(Extracted records)
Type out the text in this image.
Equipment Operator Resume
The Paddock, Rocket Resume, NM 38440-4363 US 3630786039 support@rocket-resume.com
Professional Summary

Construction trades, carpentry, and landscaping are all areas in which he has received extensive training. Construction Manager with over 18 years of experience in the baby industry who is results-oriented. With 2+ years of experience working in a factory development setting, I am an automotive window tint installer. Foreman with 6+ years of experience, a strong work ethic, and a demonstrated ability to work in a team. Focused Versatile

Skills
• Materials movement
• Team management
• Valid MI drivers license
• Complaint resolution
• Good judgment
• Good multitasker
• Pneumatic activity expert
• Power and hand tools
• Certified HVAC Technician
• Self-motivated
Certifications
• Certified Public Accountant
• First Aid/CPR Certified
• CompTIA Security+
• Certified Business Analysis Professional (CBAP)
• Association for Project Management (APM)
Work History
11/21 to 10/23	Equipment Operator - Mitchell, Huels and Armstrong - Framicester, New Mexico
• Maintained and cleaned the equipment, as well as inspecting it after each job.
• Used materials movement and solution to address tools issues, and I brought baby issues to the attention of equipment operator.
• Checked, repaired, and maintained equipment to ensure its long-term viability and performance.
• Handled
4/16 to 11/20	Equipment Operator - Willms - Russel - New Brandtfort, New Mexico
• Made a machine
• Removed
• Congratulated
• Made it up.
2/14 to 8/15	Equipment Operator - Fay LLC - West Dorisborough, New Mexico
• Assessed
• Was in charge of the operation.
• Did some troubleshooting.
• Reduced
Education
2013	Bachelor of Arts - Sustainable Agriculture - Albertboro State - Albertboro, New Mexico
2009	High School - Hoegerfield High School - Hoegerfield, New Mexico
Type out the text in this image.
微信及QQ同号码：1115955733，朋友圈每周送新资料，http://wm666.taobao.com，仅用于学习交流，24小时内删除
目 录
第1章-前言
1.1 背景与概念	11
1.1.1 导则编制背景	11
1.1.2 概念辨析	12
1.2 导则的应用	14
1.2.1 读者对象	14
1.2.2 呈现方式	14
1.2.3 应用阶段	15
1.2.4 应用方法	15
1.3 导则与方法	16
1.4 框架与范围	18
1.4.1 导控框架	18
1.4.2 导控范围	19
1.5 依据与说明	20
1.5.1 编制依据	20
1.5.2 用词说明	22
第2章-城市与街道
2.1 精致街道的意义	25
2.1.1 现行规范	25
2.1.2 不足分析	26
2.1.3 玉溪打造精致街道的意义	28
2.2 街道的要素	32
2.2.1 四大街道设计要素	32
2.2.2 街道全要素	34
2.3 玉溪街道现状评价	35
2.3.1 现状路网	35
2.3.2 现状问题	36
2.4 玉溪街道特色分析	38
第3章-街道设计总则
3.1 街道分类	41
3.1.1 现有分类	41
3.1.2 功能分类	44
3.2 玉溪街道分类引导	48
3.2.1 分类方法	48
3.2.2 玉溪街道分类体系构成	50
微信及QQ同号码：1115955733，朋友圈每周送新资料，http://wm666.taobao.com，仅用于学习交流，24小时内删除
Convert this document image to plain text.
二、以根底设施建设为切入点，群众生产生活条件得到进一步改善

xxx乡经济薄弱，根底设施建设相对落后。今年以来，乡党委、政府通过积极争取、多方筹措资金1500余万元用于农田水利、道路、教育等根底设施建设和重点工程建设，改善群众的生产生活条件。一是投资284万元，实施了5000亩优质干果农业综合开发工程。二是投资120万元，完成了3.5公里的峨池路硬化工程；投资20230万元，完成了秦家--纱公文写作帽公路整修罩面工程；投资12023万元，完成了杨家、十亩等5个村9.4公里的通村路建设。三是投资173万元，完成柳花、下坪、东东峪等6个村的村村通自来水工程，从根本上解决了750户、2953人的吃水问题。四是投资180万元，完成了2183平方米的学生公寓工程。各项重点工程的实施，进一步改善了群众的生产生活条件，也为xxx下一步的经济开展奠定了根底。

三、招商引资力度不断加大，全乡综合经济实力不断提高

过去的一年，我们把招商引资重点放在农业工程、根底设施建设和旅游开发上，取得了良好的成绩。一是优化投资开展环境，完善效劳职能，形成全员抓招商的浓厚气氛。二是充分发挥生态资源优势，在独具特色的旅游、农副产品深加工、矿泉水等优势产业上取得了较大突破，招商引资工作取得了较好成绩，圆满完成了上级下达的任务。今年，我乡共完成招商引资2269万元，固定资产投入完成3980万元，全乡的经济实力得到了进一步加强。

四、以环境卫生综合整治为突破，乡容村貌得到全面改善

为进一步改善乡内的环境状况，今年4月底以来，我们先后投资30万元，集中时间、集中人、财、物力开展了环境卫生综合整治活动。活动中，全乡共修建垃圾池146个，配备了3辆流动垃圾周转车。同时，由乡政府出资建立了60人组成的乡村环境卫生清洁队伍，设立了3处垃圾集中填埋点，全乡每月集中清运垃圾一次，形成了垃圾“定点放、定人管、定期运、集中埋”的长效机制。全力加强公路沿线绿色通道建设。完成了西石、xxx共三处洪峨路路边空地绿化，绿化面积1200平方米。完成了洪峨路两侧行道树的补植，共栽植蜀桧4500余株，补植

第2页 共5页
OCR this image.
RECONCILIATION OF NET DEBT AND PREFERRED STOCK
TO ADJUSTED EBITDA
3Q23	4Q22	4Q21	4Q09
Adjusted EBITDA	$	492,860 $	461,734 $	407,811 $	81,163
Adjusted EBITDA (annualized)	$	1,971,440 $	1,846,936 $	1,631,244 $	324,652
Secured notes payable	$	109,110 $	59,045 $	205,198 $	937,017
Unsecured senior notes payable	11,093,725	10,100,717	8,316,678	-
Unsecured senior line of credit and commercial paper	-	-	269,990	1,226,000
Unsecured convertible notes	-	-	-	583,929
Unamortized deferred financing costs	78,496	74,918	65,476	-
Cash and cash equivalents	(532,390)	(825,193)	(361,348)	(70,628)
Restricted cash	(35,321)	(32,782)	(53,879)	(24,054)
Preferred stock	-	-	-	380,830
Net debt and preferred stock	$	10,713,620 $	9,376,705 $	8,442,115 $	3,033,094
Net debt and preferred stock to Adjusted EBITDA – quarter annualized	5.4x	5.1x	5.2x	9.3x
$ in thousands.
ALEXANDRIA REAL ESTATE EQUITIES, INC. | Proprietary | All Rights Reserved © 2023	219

- **AIM**: Exactly how many lines in the data above contain the word "image"? Respond with the number and nothing more.

- **WRITTEN RESPONSE**: 4